Stated task: Print all the records exactly, please.

— begin Data supplied —

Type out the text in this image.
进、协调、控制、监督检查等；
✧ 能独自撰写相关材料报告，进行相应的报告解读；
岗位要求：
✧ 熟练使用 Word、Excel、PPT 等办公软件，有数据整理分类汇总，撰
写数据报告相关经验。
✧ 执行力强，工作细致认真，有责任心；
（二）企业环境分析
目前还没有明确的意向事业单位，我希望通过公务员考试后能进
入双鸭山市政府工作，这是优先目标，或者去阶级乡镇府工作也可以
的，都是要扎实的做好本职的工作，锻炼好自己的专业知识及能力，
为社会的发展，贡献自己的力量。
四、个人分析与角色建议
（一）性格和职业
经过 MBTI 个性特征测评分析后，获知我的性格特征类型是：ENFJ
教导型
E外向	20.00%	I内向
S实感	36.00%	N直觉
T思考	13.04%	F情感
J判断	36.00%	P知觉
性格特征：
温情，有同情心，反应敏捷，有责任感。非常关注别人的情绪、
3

— end Data supplied —

Task response:
Type out the text in this image.
进、协调、控制、监督检查等；
✧ 能独自撰写相关材料报告，进行相应的报告解读；
岗位要求：
✧ 熟练使用 Word、Excel、PPT 等办公软件，有数据整理分类汇总，撰
写数据报告相关经验。
✧ 执行力强，工作细致认真，有责任心；
（二）企业环境分析
目前还没有明确的意向事业单位，我希望通过公务员考试后能进
入双鸭山市政府工作，这是优先目标，或者去阶级乡镇府工作也可以
的，都是要扎实的做好本职的工作，锻炼好自己的专业知识及能力，
为社会的发展，贡献自己的力量。
四、个人分析与角色建议
（一）性格和职业
经过 MBTI 个性特征测评分析后，获知我的性格特征类型是：ENFJ
教导型
E外向	20.00%	I内向
S实感	36.00%	N直觉
T思考	13.04%	F情感
J判断	36.00%	P知觉
性格特征：
温情，有同情心，反应敏捷，有责任感。非常关注别人的情绪、
3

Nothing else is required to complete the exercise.